▶ WHAT IS BEING ASKED
Check each line of the records below and collect those holding "ylabel".

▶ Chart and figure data
○ ○ ○
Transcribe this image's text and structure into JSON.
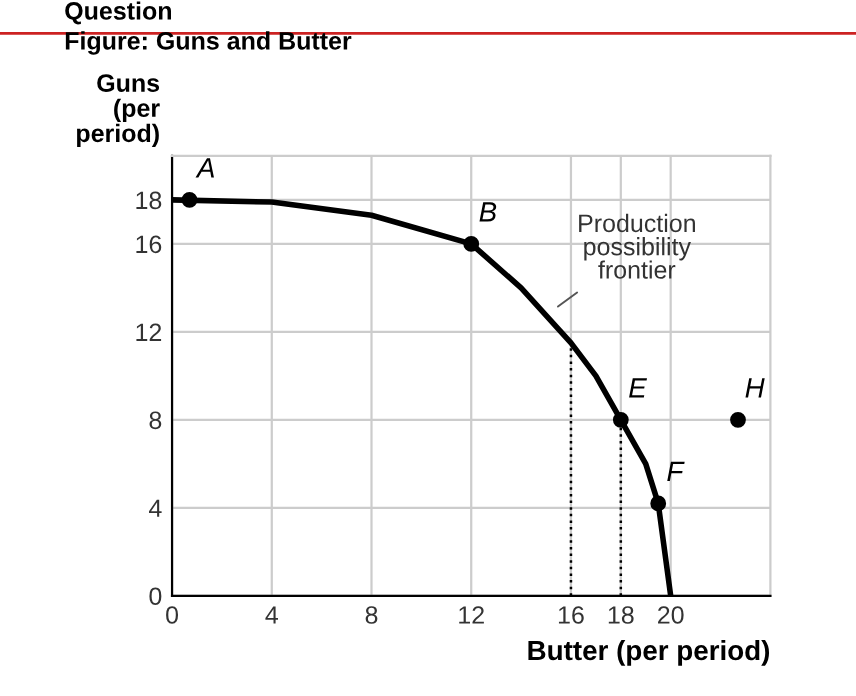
{
  "chart_data": {
    "type": "line",
    "title": "Figure: Guns and Butter",
    "xlabel": "Butter (per period)",
    "ylabel": "Guns\n(per\nperiod)",
    "series": [
      {
        "color": "#000000",
        "x": [
          0,
          4,
          8,
          12,
          14,
          16,
          17,
          18,
          19,
          19.5,
          20
        ],
        "values": [
          18,
          17.9,
          17.3,
          16,
          14,
          11.5,
          10,
          8,
          6,
          4.2,
          0
        ]
      },
      {
        "type": "line",
        "color": "#000000",
        "line_style": "dotted",
        "x": [
          16,
          16
        ],
        "values": [
          0,
          11.5
        ]
      },
      {
        "type": "line",
        "color": "#000000",
        "line_style": "dotted",
        "x": [
          18,
          18
        ],
        "values": [
          0,
          8
        ]
      },
      {
        "type": "scatter",
        "color": "#000000",
        "marker": "circle",
        "x": [
          0.7,
          12,
          18,
          19.5,
          22.7
        ],
        "values": [
          18,
          16,
          8,
          4.2,
          8
        ]
      }
    ],
    "annotations": [
      "Question",
      {
        "text": "Production\npossibility\nfrontier",
        "x": 15.3,
        "y": 13
      },
      {
        "text": "A",
        "x": 0.7,
        "y": 18
      },
      {
        "text": "B",
        "x": 12,
        "y": 16
      },
      {
        "text": "E",
        "x": 18,
        "y": 8
      },
      {
        "text": "F",
        "x": 19.5,
        "y": 4.2
      },
      {
        "text": "H",
        "x": 22.7,
        "y": 8
      }
    ],
    "xlim": [
      0,
      24
    ],
    "xticks": [
      0,
      4,
      8,
      12,
      16,
      18,
      20
    ],
    "ylim": [
      0,
      20
    ],
    "yticks": [
      0,
      4,
      8,
      12,
      16,
      18
    ],
    "grid": true
  }
}
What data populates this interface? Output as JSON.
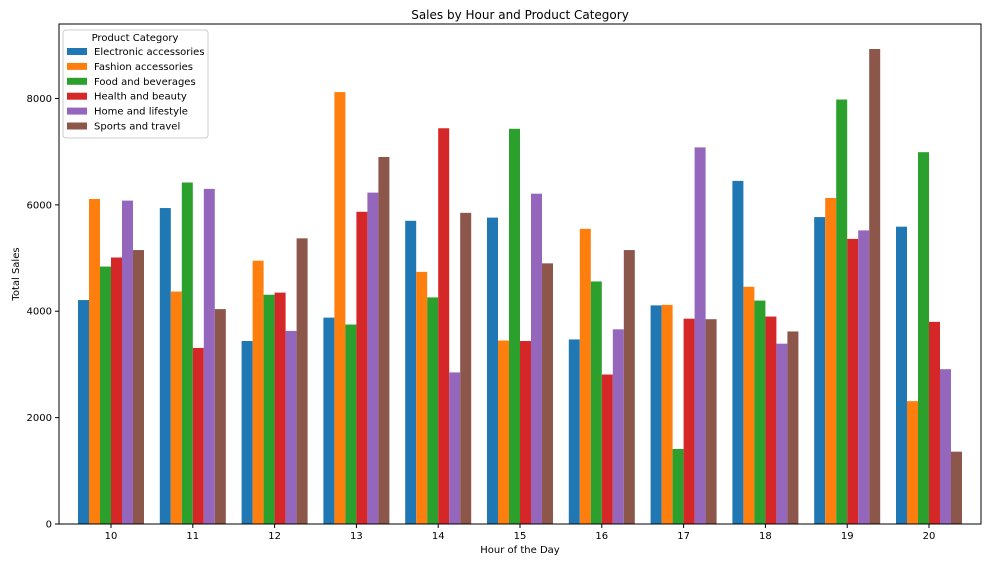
{
  "chart_data": {
    "type": "bar",
    "title": "Sales by Hour and Product Category",
    "xlabel": "Hour of the Day",
    "ylabel": "Total Sales",
    "categories": [
      "10",
      "11",
      "12",
      "13",
      "14",
      "15",
      "16",
      "17",
      "18",
      "19",
      "20"
    ],
    "ylim": [
      0,
      9400
    ],
    "yticks": [
      0,
      2000,
      4000,
      6000,
      8000
    ],
    "grid": false,
    "legend": {
      "title": "Product Category",
      "placement": "top-left"
    },
    "series": [
      {
        "name": "Electronic accessories",
        "color": "#1f77b4",
        "values": [
          4210,
          5940,
          3440,
          3880,
          5700,
          5760,
          3470,
          4110,
          6450,
          5770,
          5590
        ]
      },
      {
        "name": "Fashion accessories",
        "color": "#ff7f0e",
        "values": [
          6110,
          4370,
          4950,
          8120,
          4740,
          3450,
          5550,
          4120,
          4460,
          6130,
          2310
        ]
      },
      {
        "name": "Food and beverages",
        "color": "#2ca02c",
        "values": [
          4840,
          6420,
          4310,
          3750,
          4260,
          7430,
          4560,
          1410,
          4200,
          7980,
          6990
        ]
      },
      {
        "name": "Health and beauty",
        "color": "#d62728",
        "values": [
          5010,
          3310,
          4350,
          5870,
          7440,
          3440,
          2810,
          3860,
          3900,
          5360,
          3800
        ]
      },
      {
        "name": "Home and lifestyle",
        "color": "#9467bd",
        "values": [
          6080,
          6300,
          3630,
          6230,
          2850,
          6210,
          3660,
          7080,
          3390,
          5520,
          2910
        ]
      },
      {
        "name": "Sports and travel",
        "color": "#8c564b",
        "values": [
          5150,
          4040,
          5370,
          6900,
          5850,
          4900,
          5150,
          3850,
          3620,
          8930,
          1360
        ]
      }
    ]
  }
}
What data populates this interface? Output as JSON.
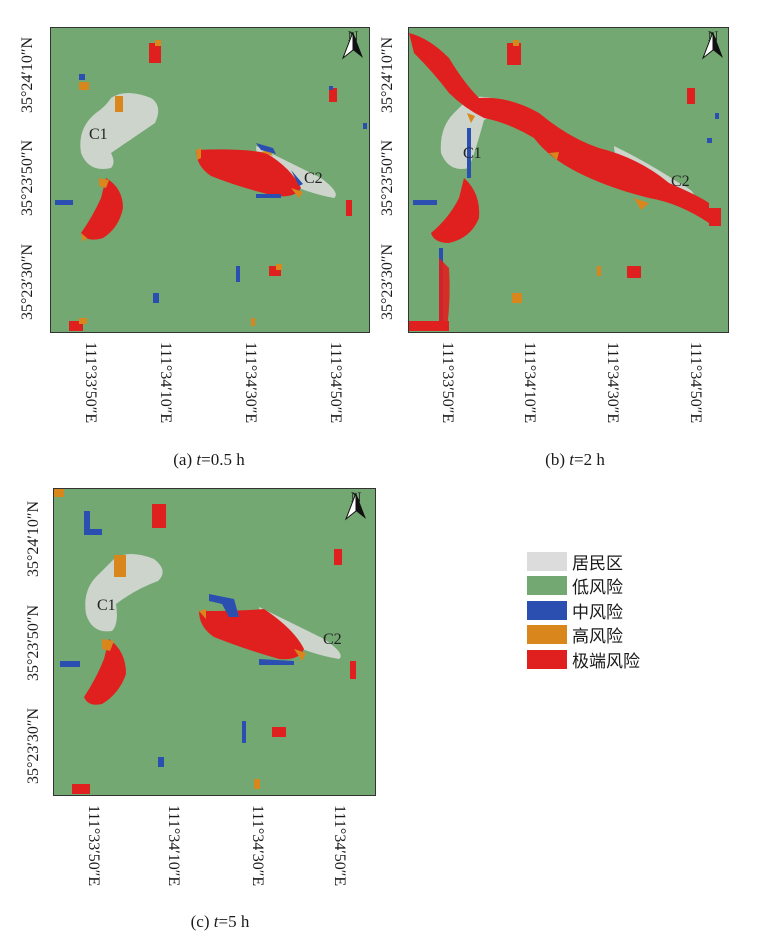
{
  "panels": [
    {
      "id": "a",
      "caption_prefix": "(a) ",
      "caption_var": "t",
      "caption_suffix": "=0.5 h",
      "y_ticks": [
        "35°24′10″N",
        "35°23′50″N",
        "35°23′30″N"
      ],
      "x_ticks": [
        "111°33′50″E",
        "111°34′10″E",
        "111°34′30″E",
        "111°34′50″E"
      ],
      "zones": [
        "C1",
        "C2"
      ],
      "north": "N"
    },
    {
      "id": "b",
      "caption_prefix": "(b) ",
      "caption_var": "t",
      "caption_suffix": "=2 h",
      "y_ticks": [
        "35°24′10″N",
        "35°23′50″N",
        "35°23′30″N"
      ],
      "x_ticks": [
        "111°33′50″E",
        "111°34′10″E",
        "111°34′30″E",
        "111°34′50″E"
      ],
      "zones": [
        "C1",
        "C2"
      ],
      "north": "N"
    },
    {
      "id": "c",
      "caption_prefix": "(c) ",
      "caption_var": "t",
      "caption_suffix": "=5 h",
      "y_ticks": [
        "35°24′10″N",
        "35°23′50″N",
        "35°23′30″N"
      ],
      "x_ticks": [
        "111°33′50″E",
        "111°34′10″E",
        "111°34′30″E",
        "111°34′50″E"
      ],
      "zones": [
        "C1",
        "C2"
      ],
      "north": "N"
    }
  ],
  "legend": [
    {
      "label": "居民区",
      "color": "#dcdcdc"
    },
    {
      "label": "低风险",
      "color": "#73a872"
    },
    {
      "label": "中风险",
      "color": "#2a4fb0"
    },
    {
      "label": "高风险",
      "color": "#d9861d"
    },
    {
      "label": "极端风险",
      "color": "#e0201e"
    }
  ]
}
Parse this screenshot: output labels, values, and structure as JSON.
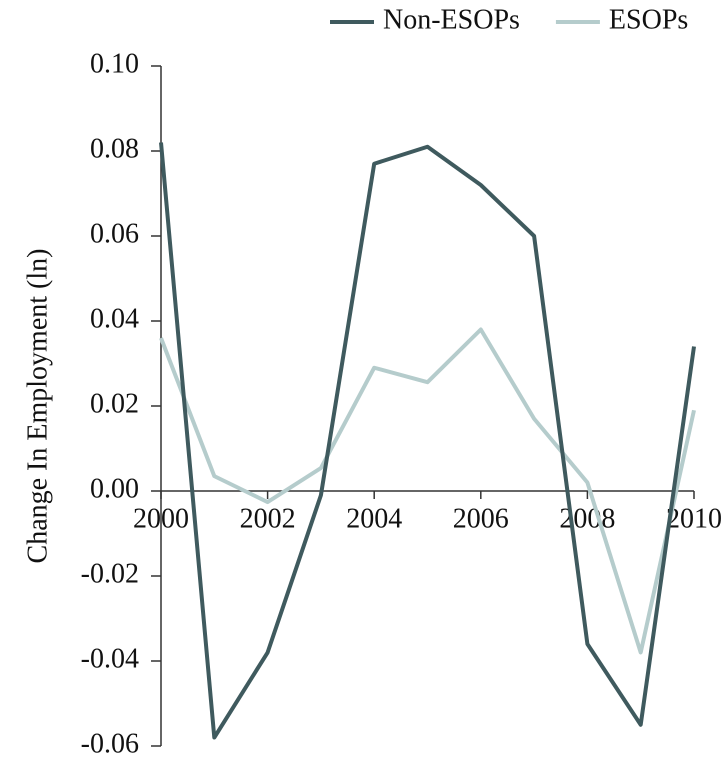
○ ○ ○
▶ EXERCISE RESULT
    "ylabel": "Guns\n(per\nperiod)",
    "ylabel": "Total Sales",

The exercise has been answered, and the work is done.